◆ **Exercise directions**
Retype the data that follows line by line, exactly, and leave its pictures out.

--------------------

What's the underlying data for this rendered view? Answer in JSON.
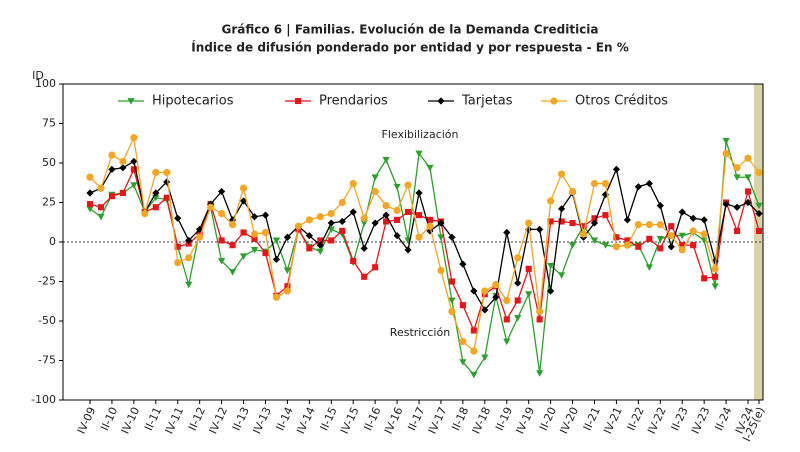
{
  "chart_data": {
    "type": "line",
    "title": "Gráfico 6 | Familias. Evolución de la Demanda Crediticia",
    "subtitle": "Índice de difusión ponderado por entidad y por respuesta - En %",
    "y_label": "ID",
    "annotations": [
      "Flexibilización",
      "Restricción"
    ],
    "categories": [
      "IV-09",
      null,
      "II-10",
      null,
      "IV-10",
      null,
      "II-11",
      null,
      "IV-11",
      null,
      "II-12",
      null,
      "IV-12",
      null,
      "II-13",
      null,
      "IV-13",
      null,
      "II-14",
      null,
      "IV-14",
      null,
      "II-15",
      null,
      "IV-15",
      null,
      "II-16",
      null,
      "IV-16",
      null,
      "II-17",
      null,
      "IV-17",
      null,
      "II-18",
      null,
      "IV-18",
      null,
      "II-19",
      null,
      "IV-19",
      null,
      "II-20",
      null,
      "IV-20",
      null,
      "II-21",
      null,
      "IV-21",
      null,
      "II-22",
      null,
      "IV-22",
      null,
      "II-23",
      null,
      "IV-23",
      null,
      "II-24",
      null,
      "IV-24",
      "I-25(e)"
    ],
    "series": [
      {
        "name": "Hipotecarios",
        "color": "#2ca02c",
        "marker": "triangle-down",
        "values": [
          21,
          16,
          30,
          31,
          36,
          19,
          28,
          27,
          -3,
          -27,
          7,
          22,
          -12,
          -19,
          -9,
          -5,
          -6,
          1,
          -18,
          8,
          -3,
          -6,
          8,
          5,
          -13,
          12,
          41,
          52,
          35,
          1,
          56,
          47,
          3,
          -37,
          -76,
          -84,
          -73,
          -34,
          -63,
          -48,
          -33,
          -83,
          -15,
          -21,
          -2,
          10,
          1,
          -2,
          -3,
          -2,
          -2,
          -16,
          2,
          4,
          4,
          6,
          1,
          -28,
          64,
          41,
          41,
          23
        ]
      },
      {
        "name": "Prendarios",
        "color": "#e8141a",
        "marker": "square",
        "values": [
          24,
          22,
          29,
          31,
          46,
          19,
          22,
          28,
          -3,
          -1,
          5,
          24,
          1,
          -2,
          6,
          2,
          -7,
          -34,
          -28,
          8,
          -4,
          1,
          1,
          7,
          -12,
          -22,
          -16,
          13,
          14,
          19,
          17,
          14,
          13,
          -25,
          -40,
          -56,
          -33,
          -28,
          -49,
          -37,
          -17,
          -49,
          13,
          13,
          12,
          10,
          15,
          17,
          3,
          1,
          -3,
          2,
          -4,
          10,
          -2,
          -2,
          -23,
          -22,
          25,
          7,
          32,
          7
        ]
      },
      {
        "name": "Tarjetas",
        "color": "#000000",
        "marker": "diamond",
        "values": [
          31,
          34,
          46,
          47,
          51,
          19,
          31,
          38,
          15,
          1,
          8,
          24,
          32,
          14,
          26,
          16,
          17,
          -11,
          3,
          10,
          4,
          -2,
          12,
          13,
          19,
          -4,
          12,
          17,
          4,
          -5,
          31,
          7,
          12,
          3,
          -14,
          -31,
          -43,
          -35,
          6,
          -26,
          8,
          8,
          -31,
          21,
          31,
          3,
          12,
          30,
          46,
          14,
          35,
          37,
          23,
          -3,
          19,
          15,
          14,
          -12,
          24,
          22,
          25,
          18
        ]
      },
      {
        "name": "Otros Créditos",
        "color": "#f5a623",
        "marker": "circle",
        "values": [
          41,
          34,
          55,
          51,
          66,
          18,
          44,
          44,
          -13,
          -10,
          3,
          22,
          18,
          11,
          34,
          5,
          6,
          -35,
          -31,
          10,
          14,
          16,
          18,
          25,
          37,
          15,
          32,
          23,
          20,
          36,
          3,
          10,
          -18,
          -44,
          -63,
          -69,
          -31,
          -27,
          -37,
          -10,
          12,
          -44,
          26,
          43,
          32,
          5,
          37,
          37,
          -3,
          -2,
          11,
          11,
          11,
          4,
          -5,
          7,
          5,
          -17,
          56,
          47,
          53,
          44
        ]
      }
    ],
    "ylim": [
      -100,
      100
    ],
    "yticks": [
      -100,
      -75,
      -50,
      -25,
      0,
      25,
      50,
      75,
      100
    ],
    "legend": "upper center"
  }
}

--------------------

◆ **Task answer**
What's the underlying data for this rendered view? Answer in JSON.
{
  "chart_data": {
    "type": "line",
    "title": "Gráfico 6 | Familias. Evolución de la Demanda Crediticia",
    "subtitle": "Índice de difusión ponderado por entidad y por respuesta - En %",
    "y_label": "ID",
    "annotations": [
      "Flexibilización",
      "Restricción"
    ],
    "categories": [
      "IV-09",
      null,
      "II-10",
      null,
      "IV-10",
      null,
      "II-11",
      null,
      "IV-11",
      null,
      "II-12",
      null,
      "IV-12",
      null,
      "II-13",
      null,
      "IV-13",
      null,
      "II-14",
      null,
      "IV-14",
      null,
      "II-15",
      null,
      "IV-15",
      null,
      "II-16",
      null,
      "IV-16",
      null,
      "II-17",
      null,
      "IV-17",
      null,
      "II-18",
      null,
      "IV-18",
      null,
      "II-19",
      null,
      "IV-19",
      null,
      "II-20",
      null,
      "IV-20",
      null,
      "II-21",
      null,
      "IV-21",
      null,
      "II-22",
      null,
      "IV-22",
      null,
      "II-23",
      null,
      "IV-23",
      null,
      "II-24",
      null,
      "IV-24",
      "I-25(e)"
    ],
    "series": [
      {
        "name": "Hipotecarios",
        "color": "#2ca02c",
        "marker": "triangle-down",
        "values": [
          21,
          16,
          30,
          31,
          36,
          19,
          28,
          27,
          -3,
          -27,
          7,
          22,
          -12,
          -19,
          -9,
          -5,
          -6,
          1,
          -18,
          8,
          -3,
          -6,
          8,
          5,
          -13,
          12,
          41,
          52,
          35,
          1,
          56,
          47,
          3,
          -37,
          -76,
          -84,
          -73,
          -34,
          -63,
          -48,
          -33,
          -83,
          -15,
          -21,
          -2,
          10,
          1,
          -2,
          -3,
          -2,
          -2,
          -16,
          2,
          4,
          4,
          6,
          1,
          -28,
          64,
          41,
          41,
          23
        ]
      },
      {
        "name": "Prendarios",
        "color": "#e8141a",
        "marker": "square",
        "values": [
          24,
          22,
          29,
          31,
          46,
          19,
          22,
          28,
          -3,
          -1,
          5,
          24,
          1,
          -2,
          6,
          2,
          -7,
          -34,
          -28,
          8,
          -4,
          1,
          1,
          7,
          -12,
          -22,
          -16,
          13,
          14,
          19,
          17,
          14,
          13,
          -25,
          -40,
          -56,
          -33,
          -28,
          -49,
          -37,
          -17,
          -49,
          13,
          13,
          12,
          10,
          15,
          17,
          3,
          1,
          -3,
          2,
          -4,
          10,
          -2,
          -2,
          -23,
          -22,
          25,
          7,
          32,
          7
        ]
      },
      {
        "name": "Tarjetas",
        "color": "#000000",
        "marker": "diamond",
        "values": [
          31,
          34,
          46,
          47,
          51,
          19,
          31,
          38,
          15,
          1,
          8,
          24,
          32,
          14,
          26,
          16,
          17,
          -11,
          3,
          10,
          4,
          -2,
          12,
          13,
          19,
          -4,
          12,
          17,
          4,
          -5,
          31,
          7,
          12,
          3,
          -14,
          -31,
          -43,
          -35,
          6,
          -26,
          8,
          8,
          -31,
          21,
          31,
          3,
          12,
          30,
          46,
          14,
          35,
          37,
          23,
          -3,
          19,
          15,
          14,
          -12,
          24,
          22,
          25,
          18
        ]
      },
      {
        "name": "Otros Créditos",
        "color": "#f5a623",
        "marker": "circle",
        "values": [
          41,
          34,
          55,
          51,
          66,
          18,
          44,
          44,
          -13,
          -10,
          3,
          22,
          18,
          11,
          34,
          5,
          6,
          -35,
          -31,
          10,
          14,
          16,
          18,
          25,
          37,
          15,
          32,
          23,
          20,
          36,
          3,
          10,
          -18,
          -44,
          -63,
          -69,
          -31,
          -27,
          -37,
          -10,
          12,
          -44,
          26,
          43,
          32,
          5,
          37,
          37,
          -3,
          -2,
          11,
          11,
          11,
          4,
          -5,
          7,
          5,
          -17,
          56,
          47,
          53,
          44
        ]
      }
    ],
    "ylim": [
      -100,
      100
    ],
    "yticks": [
      -100,
      -75,
      -50,
      -25,
      0,
      25,
      50,
      75,
      100
    ],
    "legend": "upper center"
  }
}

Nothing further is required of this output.